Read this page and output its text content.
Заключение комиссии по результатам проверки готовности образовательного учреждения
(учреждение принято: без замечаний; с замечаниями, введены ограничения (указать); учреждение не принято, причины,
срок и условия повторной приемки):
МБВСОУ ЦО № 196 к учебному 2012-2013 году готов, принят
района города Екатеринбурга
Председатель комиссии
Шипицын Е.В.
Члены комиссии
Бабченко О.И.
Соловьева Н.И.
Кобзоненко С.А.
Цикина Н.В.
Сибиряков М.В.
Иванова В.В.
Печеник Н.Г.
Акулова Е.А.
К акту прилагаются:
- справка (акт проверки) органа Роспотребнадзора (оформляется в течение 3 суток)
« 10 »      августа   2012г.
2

####################

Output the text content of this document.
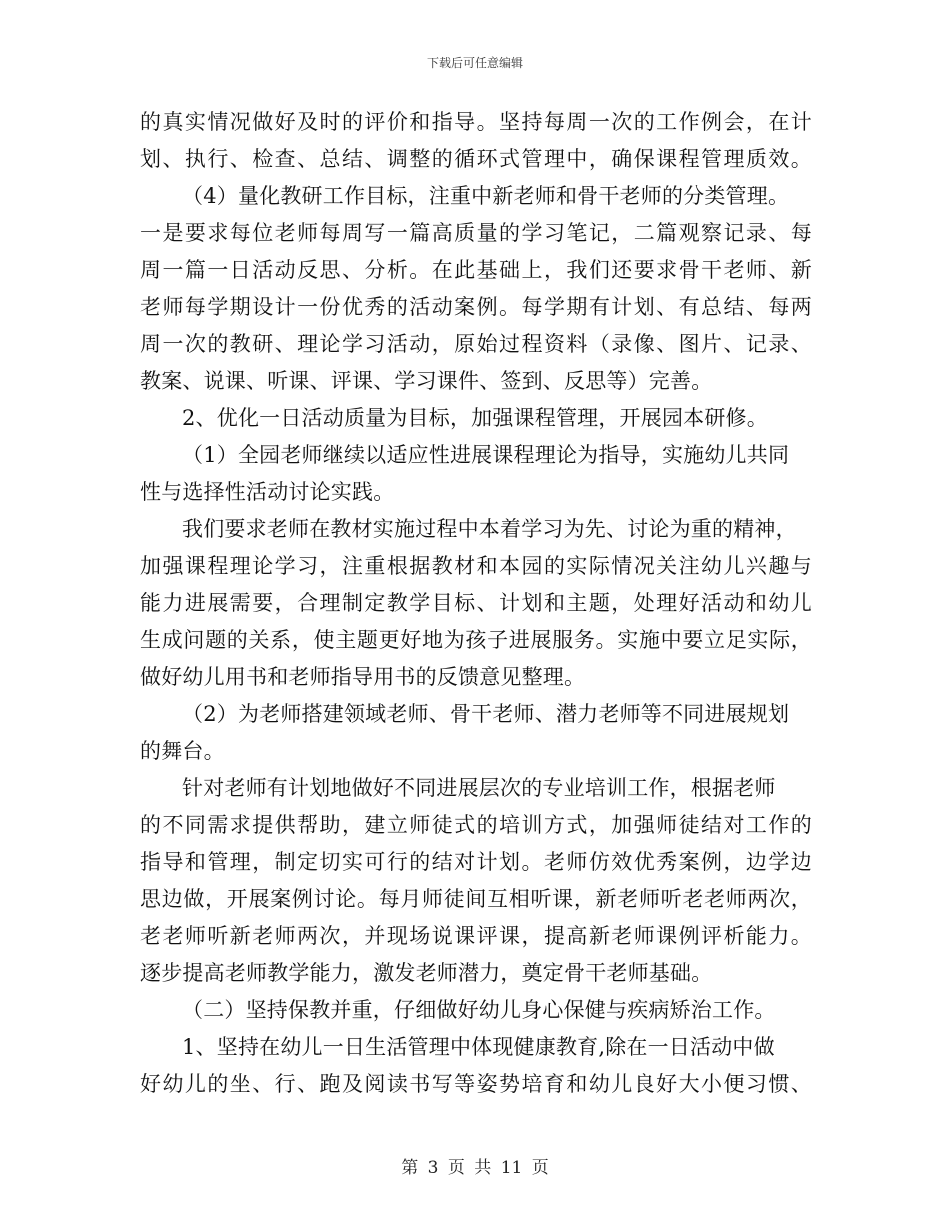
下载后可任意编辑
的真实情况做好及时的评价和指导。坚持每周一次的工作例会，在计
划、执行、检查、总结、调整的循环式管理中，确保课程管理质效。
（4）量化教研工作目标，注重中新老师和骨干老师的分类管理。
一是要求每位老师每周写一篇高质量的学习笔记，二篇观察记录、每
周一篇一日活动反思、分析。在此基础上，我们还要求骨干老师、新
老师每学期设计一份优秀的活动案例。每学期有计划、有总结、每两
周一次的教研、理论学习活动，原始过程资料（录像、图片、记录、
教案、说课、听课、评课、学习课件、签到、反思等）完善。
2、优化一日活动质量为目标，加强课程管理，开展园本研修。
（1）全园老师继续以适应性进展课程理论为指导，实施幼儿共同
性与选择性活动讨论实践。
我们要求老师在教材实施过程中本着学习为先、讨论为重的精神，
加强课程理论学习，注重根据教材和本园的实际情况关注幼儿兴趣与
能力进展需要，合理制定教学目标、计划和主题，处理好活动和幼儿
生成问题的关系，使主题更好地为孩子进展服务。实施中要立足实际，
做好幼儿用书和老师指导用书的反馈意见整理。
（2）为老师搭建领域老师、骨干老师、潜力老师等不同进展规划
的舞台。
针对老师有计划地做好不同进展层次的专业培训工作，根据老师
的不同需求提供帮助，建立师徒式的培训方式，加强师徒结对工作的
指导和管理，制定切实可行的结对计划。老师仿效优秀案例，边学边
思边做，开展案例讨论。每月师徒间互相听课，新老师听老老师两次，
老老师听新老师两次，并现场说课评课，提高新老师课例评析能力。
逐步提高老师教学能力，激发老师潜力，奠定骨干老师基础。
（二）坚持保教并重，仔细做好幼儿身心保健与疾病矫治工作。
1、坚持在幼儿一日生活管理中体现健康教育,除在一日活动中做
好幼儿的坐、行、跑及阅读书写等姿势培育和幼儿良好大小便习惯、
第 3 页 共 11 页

####################

**What to produce**.
From the data above, gather every line that includes the word "проверки".

**Task answer**.
Заключение комиссии по результатам проверки готовности образовательного учреждения
- справка (акт проверки) органа Роспотребнадзора (оформляется в течение 3 суток)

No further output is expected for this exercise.